Objective ▸
Reproduce all entries precisely, down to the last character.

::::::::::

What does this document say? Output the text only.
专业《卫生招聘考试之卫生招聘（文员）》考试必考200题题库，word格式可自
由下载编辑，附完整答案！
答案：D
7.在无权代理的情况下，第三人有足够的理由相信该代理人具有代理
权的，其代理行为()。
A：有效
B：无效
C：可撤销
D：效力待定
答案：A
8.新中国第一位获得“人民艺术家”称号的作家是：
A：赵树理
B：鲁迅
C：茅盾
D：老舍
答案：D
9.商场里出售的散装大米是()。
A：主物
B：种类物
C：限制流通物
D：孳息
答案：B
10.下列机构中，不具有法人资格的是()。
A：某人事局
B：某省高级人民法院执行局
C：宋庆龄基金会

::::::::::

Task result ▸
What does this document say? Output the text only.
专业《卫生招聘考试之卫生招聘（文员）》考试必考200题题库，word格式可自
由下载编辑，附完整答案！
答案：D
7.在无权代理的情况下，第三人有足够的理由相信该代理人具有代理
权的，其代理行为()。
A：有效
B：无效
C：可撤销
D：效力待定
答案：A
8.新中国第一位获得“人民艺术家”称号的作家是：
A：赵树理
B：鲁迅
C：茅盾
D：老舍
答案：D
9.商场里出售的散装大米是()。
A：主物
B：种类物
C：限制流通物
D：孳息
答案：B
10.下列机构中，不具有法人资格的是()。
A：某人事局
B：某省高级人民法院执行局
C：宋庆龄基金会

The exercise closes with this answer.